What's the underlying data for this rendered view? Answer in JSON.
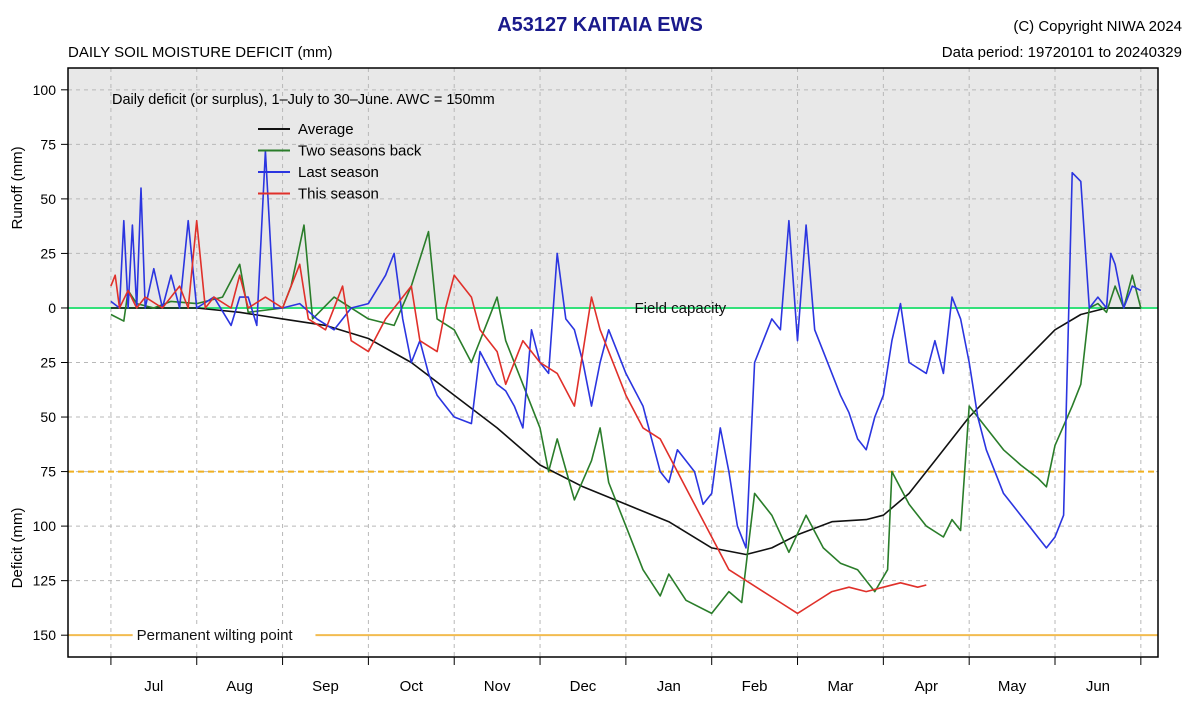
{
  "header": {
    "title": "A53127  KAITAIA EWS",
    "subtitle": "DAILY SOIL MOISTURE DEFICIT (mm)",
    "copyright": "(C) Copyright NIWA  2024",
    "data_period": "Data period:  19720101  to  20240329"
  },
  "chart_data": {
    "type": "line",
    "note": "Daily deficit (or surplus), 1–July to 30–June.  AWC = 150mm",
    "ylabel_top": "Runoff (mm)",
    "ylabel_bottom": "Deficit (mm)",
    "y_direction": "deficit plotted downward; runoff (surplus) plotted upward",
    "ylim": [
      -110,
      160
    ],
    "y_ticks": [
      {
        "value": -100,
        "label": "100"
      },
      {
        "value": -75,
        "label": "75"
      },
      {
        "value": -50,
        "label": "50"
      },
      {
        "value": -25,
        "label": "25"
      },
      {
        "value": 0,
        "label": "0"
      },
      {
        "value": 25,
        "label": "25"
      },
      {
        "value": 50,
        "label": "50"
      },
      {
        "value": 75,
        "label": "75"
      },
      {
        "value": 100,
        "label": "100"
      },
      {
        "value": 125,
        "label": "125"
      },
      {
        "value": 150,
        "label": "150"
      }
    ],
    "x_unit": "months from 1 July",
    "xlim": [
      -0.5,
      12.2
    ],
    "months": [
      "Jul",
      "Aug",
      "Sep",
      "Oct",
      "Nov",
      "Dec",
      "Jan",
      "Feb",
      "Mar",
      "Apr",
      "May",
      "Jun"
    ],
    "reference_lines": [
      {
        "name": "Field capacity",
        "value": 0,
        "color": "#33e07a",
        "style": "solid",
        "label_x": 6.1
      },
      {
        "name": "",
        "value": 75,
        "color": "#f0b020",
        "style": "dashed"
      },
      {
        "name": "Permanent wilting point",
        "value": 150,
        "color": "#f2bc50",
        "style": "solid",
        "label_x": 0.3
      }
    ],
    "legend_placement": "top-left",
    "series": [
      {
        "name": "Average",
        "color": "#111111",
        "points": [
          [
            0,
            0
          ],
          [
            1,
            0
          ],
          [
            1.5,
            2
          ],
          [
            2,
            5
          ],
          [
            2.5,
            8
          ],
          [
            3,
            14
          ],
          [
            3.5,
            25
          ],
          [
            4,
            40
          ],
          [
            4.5,
            55
          ],
          [
            5,
            72
          ],
          [
            5.5,
            82
          ],
          [
            6,
            90
          ],
          [
            6.5,
            98
          ],
          [
            7,
            110
          ],
          [
            7.4,
            113
          ],
          [
            7.7,
            110
          ],
          [
            8,
            104
          ],
          [
            8.4,
            98
          ],
          [
            8.8,
            97
          ],
          [
            9,
            95
          ],
          [
            9.3,
            85
          ],
          [
            9.6,
            70
          ],
          [
            10,
            50
          ],
          [
            10.5,
            30
          ],
          [
            11,
            10
          ],
          [
            11.3,
            3
          ],
          [
            11.6,
            0
          ],
          [
            12,
            0
          ]
        ]
      },
      {
        "name": "Two seasons back",
        "color": "#2a7d2a",
        "points": [
          [
            0,
            3
          ],
          [
            0.15,
            6
          ],
          [
            0.2,
            -8
          ],
          [
            0.3,
            -2
          ],
          [
            0.5,
            0
          ],
          [
            0.7,
            -3
          ],
          [
            1,
            -2
          ],
          [
            1.3,
            -5
          ],
          [
            1.5,
            -20
          ],
          [
            1.6,
            2
          ],
          [
            2,
            0
          ],
          [
            2.1,
            -10
          ],
          [
            2.25,
            -38
          ],
          [
            2.35,
            5
          ],
          [
            2.6,
            -5
          ],
          [
            3,
            5
          ],
          [
            3.3,
            8
          ],
          [
            3.5,
            -10
          ],
          [
            3.7,
            -35
          ],
          [
            3.8,
            5
          ],
          [
            4,
            10
          ],
          [
            4.2,
            25
          ],
          [
            4.4,
            5
          ],
          [
            4.5,
            -5
          ],
          [
            4.6,
            15
          ],
          [
            4.8,
            35
          ],
          [
            5,
            55
          ],
          [
            5.1,
            75
          ],
          [
            5.2,
            60
          ],
          [
            5.4,
            88
          ],
          [
            5.6,
            70
          ],
          [
            5.7,
            55
          ],
          [
            5.8,
            80
          ],
          [
            6,
            100
          ],
          [
            6.2,
            120
          ],
          [
            6.4,
            132
          ],
          [
            6.5,
            122
          ],
          [
            6.7,
            134
          ],
          [
            7,
            140
          ],
          [
            7.2,
            130
          ],
          [
            7.35,
            135
          ],
          [
            7.5,
            85
          ],
          [
            7.7,
            95
          ],
          [
            7.9,
            112
          ],
          [
            8.1,
            95
          ],
          [
            8.3,
            110
          ],
          [
            8.5,
            117
          ],
          [
            8.7,
            120
          ],
          [
            8.9,
            130
          ],
          [
            9.05,
            120
          ],
          [
            9.1,
            75
          ],
          [
            9.3,
            90
          ],
          [
            9.5,
            100
          ],
          [
            9.7,
            105
          ],
          [
            9.8,
            97
          ],
          [
            9.9,
            102
          ],
          [
            10,
            45
          ],
          [
            10.2,
            55
          ],
          [
            10.4,
            65
          ],
          [
            10.6,
            72
          ],
          [
            10.8,
            78
          ],
          [
            10.9,
            82
          ],
          [
            11,
            63
          ],
          [
            11.2,
            45
          ],
          [
            11.3,
            35
          ],
          [
            11.4,
            0
          ],
          [
            11.5,
            -2
          ],
          [
            11.6,
            2
          ],
          [
            11.7,
            -10
          ],
          [
            11.8,
            0
          ],
          [
            11.9,
            -15
          ],
          [
            12,
            0
          ]
        ]
      },
      {
        "name": "Last season",
        "color": "#2b35e0",
        "points": [
          [
            0,
            -3
          ],
          [
            0.1,
            0
          ],
          [
            0.15,
            -40
          ],
          [
            0.2,
            0
          ],
          [
            0.25,
            -38
          ],
          [
            0.3,
            0
          ],
          [
            0.35,
            -55
          ],
          [
            0.4,
            0
          ],
          [
            0.5,
            -18
          ],
          [
            0.6,
            0
          ],
          [
            0.7,
            -15
          ],
          [
            0.8,
            0
          ],
          [
            0.9,
            -40
          ],
          [
            1,
            0
          ],
          [
            1.2,
            -5
          ],
          [
            1.4,
            8
          ],
          [
            1.5,
            -5
          ],
          [
            1.6,
            -5
          ],
          [
            1.7,
            8
          ],
          [
            1.8,
            -72
          ],
          [
            1.9,
            0
          ],
          [
            2,
            0
          ],
          [
            2.2,
            -2
          ],
          [
            2.4,
            5
          ],
          [
            2.6,
            10
          ],
          [
            2.8,
            0
          ],
          [
            3,
            -2
          ],
          [
            3.2,
            -15
          ],
          [
            3.3,
            -25
          ],
          [
            3.4,
            5
          ],
          [
            3.5,
            25
          ],
          [
            3.6,
            15
          ],
          [
            3.7,
            30
          ],
          [
            3.8,
            40
          ],
          [
            3.9,
            45
          ],
          [
            4,
            50
          ],
          [
            4.2,
            53
          ],
          [
            4.3,
            20
          ],
          [
            4.5,
            35
          ],
          [
            4.6,
            38
          ],
          [
            4.7,
            45
          ],
          [
            4.8,
            55
          ],
          [
            4.9,
            10
          ],
          [
            5,
            25
          ],
          [
            5.1,
            30
          ],
          [
            5.2,
            -25
          ],
          [
            5.3,
            5
          ],
          [
            5.4,
            10
          ],
          [
            5.5,
            25
          ],
          [
            5.6,
            45
          ],
          [
            5.7,
            25
          ],
          [
            5.8,
            10
          ],
          [
            5.9,
            20
          ],
          [
            6,
            30
          ],
          [
            6.2,
            45
          ],
          [
            6.3,
            60
          ],
          [
            6.4,
            75
          ],
          [
            6.5,
            80
          ],
          [
            6.6,
            65
          ],
          [
            6.8,
            75
          ],
          [
            6.9,
            90
          ],
          [
            7,
            85
          ],
          [
            7.1,
            55
          ],
          [
            7.2,
            75
          ],
          [
            7.3,
            100
          ],
          [
            7.4,
            110
          ],
          [
            7.5,
            25
          ],
          [
            7.6,
            15
          ],
          [
            7.7,
            5
          ],
          [
            7.8,
            10
          ],
          [
            7.9,
            -40
          ],
          [
            8,
            15
          ],
          [
            8.1,
            -38
          ],
          [
            8.2,
            10
          ],
          [
            8.3,
            20
          ],
          [
            8.4,
            30
          ],
          [
            8.5,
            40
          ],
          [
            8.6,
            48
          ],
          [
            8.7,
            60
          ],
          [
            8.8,
            65
          ],
          [
            8.9,
            50
          ],
          [
            9,
            40
          ],
          [
            9.1,
            15
          ],
          [
            9.2,
            -2
          ],
          [
            9.3,
            25
          ],
          [
            9.5,
            30
          ],
          [
            9.6,
            15
          ],
          [
            9.7,
            30
          ],
          [
            9.8,
            -5
          ],
          [
            9.9,
            5
          ],
          [
            10,
            25
          ],
          [
            10.1,
            50
          ],
          [
            10.2,
            65
          ],
          [
            10.3,
            75
          ],
          [
            10.4,
            85
          ],
          [
            10.5,
            90
          ],
          [
            10.6,
            95
          ],
          [
            10.7,
            100
          ],
          [
            10.8,
            105
          ],
          [
            10.9,
            110
          ],
          [
            11,
            105
          ],
          [
            11.1,
            95
          ],
          [
            11.2,
            -62
          ],
          [
            11.3,
            -58
          ],
          [
            11.4,
            0
          ],
          [
            11.5,
            -5
          ],
          [
            11.6,
            0
          ],
          [
            11.65,
            -25
          ],
          [
            11.7,
            -20
          ],
          [
            11.8,
            0
          ],
          [
            11.9,
            -10
          ],
          [
            12,
            -8
          ]
        ]
      },
      {
        "name": "This season",
        "color": "#e0302a",
        "points": [
          [
            0,
            -10
          ],
          [
            0.05,
            -15
          ],
          [
            0.1,
            0
          ],
          [
            0.2,
            -8
          ],
          [
            0.3,
            0
          ],
          [
            0.4,
            -5
          ],
          [
            0.6,
            0
          ],
          [
            0.8,
            -10
          ],
          [
            0.9,
            0
          ],
          [
            1,
            -40
          ],
          [
            1.1,
            0
          ],
          [
            1.2,
            -5
          ],
          [
            1.4,
            0
          ],
          [
            1.5,
            -15
          ],
          [
            1.6,
            0
          ],
          [
            1.8,
            -5
          ],
          [
            2,
            0
          ],
          [
            2.2,
            -20
          ],
          [
            2.3,
            5
          ],
          [
            2.5,
            10
          ],
          [
            2.7,
            -10
          ],
          [
            2.8,
            15
          ],
          [
            3,
            20
          ],
          [
            3.2,
            5
          ],
          [
            3.4,
            -5
          ],
          [
            3.5,
            -10
          ],
          [
            3.6,
            15
          ],
          [
            3.8,
            20
          ],
          [
            3.9,
            0
          ],
          [
            4,
            -15
          ],
          [
            4.2,
            -5
          ],
          [
            4.3,
            10
          ],
          [
            4.5,
            20
          ],
          [
            4.6,
            35
          ],
          [
            4.8,
            15
          ],
          [
            5,
            25
          ],
          [
            5.2,
            30
          ],
          [
            5.4,
            45
          ],
          [
            5.6,
            -5
          ],
          [
            5.7,
            10
          ],
          [
            5.8,
            20
          ],
          [
            6,
            40
          ],
          [
            6.2,
            55
          ],
          [
            6.4,
            60
          ],
          [
            6.6,
            75
          ],
          [
            6.8,
            90
          ],
          [
            7,
            105
          ],
          [
            7.2,
            120
          ],
          [
            7.4,
            125
          ],
          [
            7.6,
            130
          ],
          [
            7.8,
            135
          ],
          [
            8,
            140
          ],
          [
            8.2,
            135
          ],
          [
            8.4,
            130
          ],
          [
            8.6,
            128
          ],
          [
            8.8,
            130
          ],
          [
            9,
            128
          ],
          [
            9.2,
            126
          ],
          [
            9.4,
            128
          ],
          [
            9.5,
            127
          ]
        ]
      }
    ]
  }
}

^^^^^^^^^^^^^^^^

▶ _Aim of the exercise_
From the listing above, pick out each line where the word "color" appears.

▶ _Response_
        "color": "#33e07a",
        "color": "#f0b020",
        "color": "#f2bc50",
        "color": "#111111",
        "color": "#2a7d2a",
        "color": "#2b35e0",
        "color": "#e0302a",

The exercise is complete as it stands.